*Requirements:*
Reproduce the whole listing, character for character.

§ §

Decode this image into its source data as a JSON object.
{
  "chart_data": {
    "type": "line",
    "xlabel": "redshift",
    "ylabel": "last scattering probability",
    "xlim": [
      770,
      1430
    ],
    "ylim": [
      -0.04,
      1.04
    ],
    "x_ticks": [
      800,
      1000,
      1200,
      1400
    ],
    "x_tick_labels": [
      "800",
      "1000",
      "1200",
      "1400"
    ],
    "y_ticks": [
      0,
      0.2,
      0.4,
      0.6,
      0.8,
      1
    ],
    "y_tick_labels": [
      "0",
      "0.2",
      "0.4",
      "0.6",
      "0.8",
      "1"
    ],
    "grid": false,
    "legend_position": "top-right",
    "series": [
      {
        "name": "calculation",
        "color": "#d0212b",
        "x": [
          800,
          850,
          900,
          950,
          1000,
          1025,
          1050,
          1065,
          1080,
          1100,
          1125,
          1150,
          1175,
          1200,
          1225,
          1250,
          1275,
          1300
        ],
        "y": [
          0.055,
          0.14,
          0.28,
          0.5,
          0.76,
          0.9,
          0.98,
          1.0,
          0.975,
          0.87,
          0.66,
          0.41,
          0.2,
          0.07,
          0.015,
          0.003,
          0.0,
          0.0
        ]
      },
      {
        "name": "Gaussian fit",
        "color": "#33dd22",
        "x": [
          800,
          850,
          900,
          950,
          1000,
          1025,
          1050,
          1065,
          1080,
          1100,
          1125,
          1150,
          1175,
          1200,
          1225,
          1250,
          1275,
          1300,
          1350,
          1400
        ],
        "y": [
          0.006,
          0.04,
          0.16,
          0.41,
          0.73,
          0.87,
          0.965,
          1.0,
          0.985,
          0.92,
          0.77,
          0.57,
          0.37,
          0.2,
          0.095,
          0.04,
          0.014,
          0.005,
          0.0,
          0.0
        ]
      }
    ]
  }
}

§ §

*In response:*
Decode this image into its source data as a JSON object.
{
  "chart_data": {
    "type": "line",
    "xlabel": "redshift",
    "ylabel": "last scattering probability",
    "xlim": [
      770,
      1430
    ],
    "ylim": [
      -0.04,
      1.04
    ],
    "x_ticks": [
      800,
      1000,
      1200,
      1400
    ],
    "x_tick_labels": [
      "800",
      "1000",
      "1200",
      "1400"
    ],
    "y_ticks": [
      0,
      0.2,
      0.4,
      0.6,
      0.8,
      1
    ],
    "y_tick_labels": [
      "0",
      "0.2",
      "0.4",
      "0.6",
      "0.8",
      "1"
    ],
    "grid": false,
    "legend_position": "top-right",
    "series": [
      {
        "name": "calculation",
        "color": "#d0212b",
        "x": [
          800,
          850,
          900,
          950,
          1000,
          1025,
          1050,
          1065,
          1080,
          1100,
          1125,
          1150,
          1175,
          1200,
          1225,
          1250,
          1275,
          1300
        ],
        "y": [
          0.055,
          0.14,
          0.28,
          0.5,
          0.76,
          0.9,
          0.98,
          1.0,
          0.975,
          0.87,
          0.66,
          0.41,
          0.2,
          0.07,
          0.015,
          0.003,
          0.0,
          0.0
        ]
      },
      {
        "name": "Gaussian fit",
        "color": "#33dd22",
        "x": [
          800,
          850,
          900,
          950,
          1000,
          1025,
          1050,
          1065,
          1080,
          1100,
          1125,
          1150,
          1175,
          1200,
          1225,
          1250,
          1275,
          1300,
          1350,
          1400
        ],
        "y": [
          0.006,
          0.04,
          0.16,
          0.41,
          0.73,
          0.87,
          0.965,
          1.0,
          0.985,
          0.92,
          0.77,
          0.57,
          0.37,
          0.2,
          0.095,
          0.04,
          0.014,
          0.005,
          0.0,
          0.0
        ]
      }
    ]
  }
}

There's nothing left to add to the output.